### OBJECTIVE:
Keep the wording of each record exactly the same when you repeat it, and leave out pictures.
+++
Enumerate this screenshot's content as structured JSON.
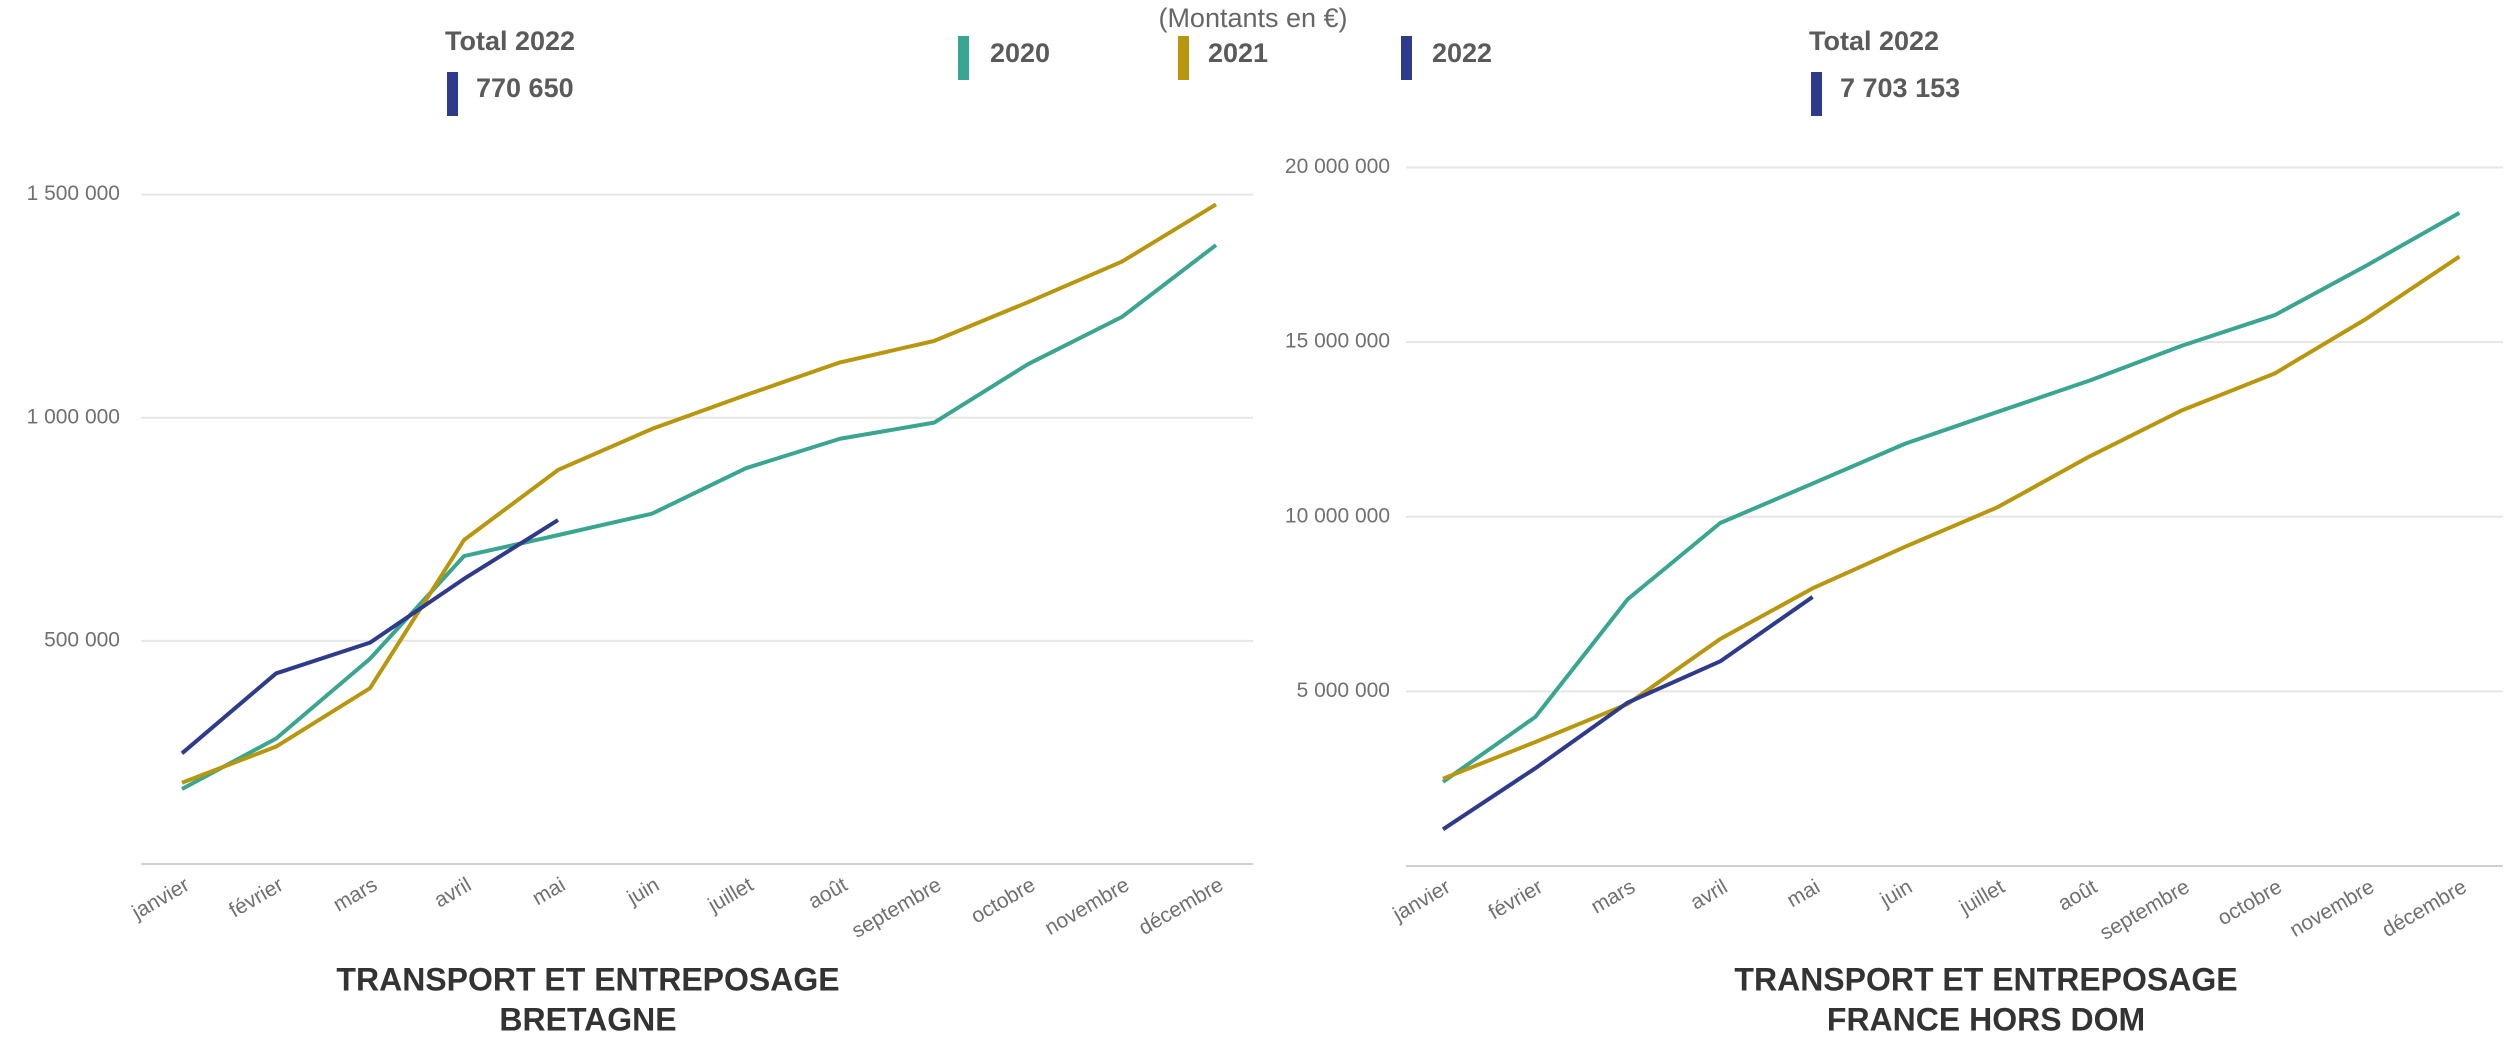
{
  "note": "(Montants en €)",
  "chart_data": [
    {
      "type": "line",
      "title": "TRANSPORT ET ENTREPOSAGE",
      "subtitle": "BRETAGNE",
      "total": {
        "label": "Total 2022",
        "value": "770 650"
      },
      "categories": [
        "janvier",
        "février",
        "mars",
        "avril",
        "mai",
        "juin",
        "juillet",
        "août",
        "septembre",
        "octobre",
        "novembre",
        "décembre"
      ],
      "ylim": [
        0,
        1600000
      ],
      "yticks": [
        {
          "value": 500000,
          "label": "500 000"
        },
        {
          "value": 1000000,
          "label": "1 000 000"
        },
        {
          "value": 1500000,
          "label": "1 500 000"
        }
      ],
      "grid": true,
      "series": [
        {
          "name": "2020",
          "color": "#3aa590",
          "values": [
            168000,
            281000,
            460000,
            690000,
            737000,
            785000,
            887000,
            953000,
            989000,
            1120000,
            1226000,
            1387000
          ]
        },
        {
          "name": "2021",
          "color": "#b8970f",
          "values": [
            182000,
            263000,
            394000,
            726000,
            883000,
            975000,
            1051000,
            1124000,
            1172000,
            1259000,
            1350000,
            1478000
          ]
        },
        {
          "name": "2022",
          "color": "#2e3a8c",
          "values": [
            248000,
            427000,
            496000,
            639000,
            770650,
            null,
            null,
            null,
            null,
            null,
            null,
            null
          ]
        }
      ]
    },
    {
      "type": "line",
      "title": "TRANSPORT ET ENTREPOSAGE",
      "subtitle": "FRANCE HORS DOM",
      "total": {
        "label": "Total 2022",
        "value": "7 703 153"
      },
      "categories": [
        "janvier",
        "février",
        "mars",
        "avril",
        "mai",
        "juin",
        "juillet",
        "août",
        "septembre",
        "octobre",
        "novembre",
        "décembre"
      ],
      "ylim": [
        0,
        20500000
      ],
      "yticks": [
        {
          "value": 5000000,
          "label": "5 000 000"
        },
        {
          "value": 10000000,
          "label": "10 000 000"
        },
        {
          "value": 15000000,
          "label": "15 000 000"
        },
        {
          "value": 20000000,
          "label": "20 000 000"
        }
      ],
      "grid": true,
      "series": [
        {
          "color": "#3aa590",
          "values": [
            2410000,
            4270000,
            7640000,
            9820000,
            10950000,
            12090000,
            13000000,
            13900000,
            14900000,
            15770000,
            17200000,
            18700000
          ]
        },
        {
          "color": "#b8970f",
          "values": [
            2500000,
            3550000,
            4640000,
            6500000,
            7950000,
            9140000,
            10270000,
            11730000,
            13050000,
            14100000,
            15680000,
            17450000
          ]
        },
        {
          "color": "#2e3a8c",
          "values": [
            1050000,
            2800000,
            4680000,
            5860000,
            7703153,
            null,
            null,
            null,
            null,
            null,
            null,
            null
          ]
        }
      ]
    }
  ]
}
+++
### SOLVED PROBLEM:
Enumerate this screenshot's content as structured JSON.
{
  "note": "(Montants en €)",
  "chart_data": [
    {
      "type": "line",
      "title": "TRANSPORT ET ENTREPOSAGE",
      "subtitle": "BRETAGNE",
      "total": {
        "label": "Total 2022",
        "value": "770 650"
      },
      "categories": [
        "janvier",
        "février",
        "mars",
        "avril",
        "mai",
        "juin",
        "juillet",
        "août",
        "septembre",
        "octobre",
        "novembre",
        "décembre"
      ],
      "ylim": [
        0,
        1600000
      ],
      "yticks": [
        {
          "value": 500000,
          "label": "500 000"
        },
        {
          "value": 1000000,
          "label": "1 000 000"
        },
        {
          "value": 1500000,
          "label": "1 500 000"
        }
      ],
      "grid": true,
      "series": [
        {
          "name": "2020",
          "color": "#3aa590",
          "values": [
            168000,
            281000,
            460000,
            690000,
            737000,
            785000,
            887000,
            953000,
            989000,
            1120000,
            1226000,
            1387000
          ]
        },
        {
          "name": "2021",
          "color": "#b8970f",
          "values": [
            182000,
            263000,
            394000,
            726000,
            883000,
            975000,
            1051000,
            1124000,
            1172000,
            1259000,
            1350000,
            1478000
          ]
        },
        {
          "name": "2022",
          "color": "#2e3a8c",
          "values": [
            248000,
            427000,
            496000,
            639000,
            770650,
            null,
            null,
            null,
            null,
            null,
            null,
            null
          ]
        }
      ]
    },
    {
      "type": "line",
      "title": "TRANSPORT ET ENTREPOSAGE",
      "subtitle": "FRANCE HORS DOM",
      "total": {
        "label": "Total 2022",
        "value": "7 703 153"
      },
      "categories": [
        "janvier",
        "février",
        "mars",
        "avril",
        "mai",
        "juin",
        "juillet",
        "août",
        "septembre",
        "octobre",
        "novembre",
        "décembre"
      ],
      "ylim": [
        0,
        20500000
      ],
      "yticks": [
        {
          "value": 5000000,
          "label": "5 000 000"
        },
        {
          "value": 10000000,
          "label": "10 000 000"
        },
        {
          "value": 15000000,
          "label": "15 000 000"
        },
        {
          "value": 20000000,
          "label": "20 000 000"
        }
      ],
      "grid": true,
      "series": [
        {
          "color": "#3aa590",
          "values": [
            2410000,
            4270000,
            7640000,
            9820000,
            10950000,
            12090000,
            13000000,
            13900000,
            14900000,
            15770000,
            17200000,
            18700000
          ]
        },
        {
          "color": "#b8970f",
          "values": [
            2500000,
            3550000,
            4640000,
            6500000,
            7950000,
            9140000,
            10270000,
            11730000,
            13050000,
            14100000,
            15680000,
            17450000
          ]
        },
        {
          "color": "#2e3a8c",
          "values": [
            1050000,
            2800000,
            4680000,
            5860000,
            7703153,
            null,
            null,
            null,
            null,
            null,
            null,
            null
          ]
        }
      ]
    }
  ]
}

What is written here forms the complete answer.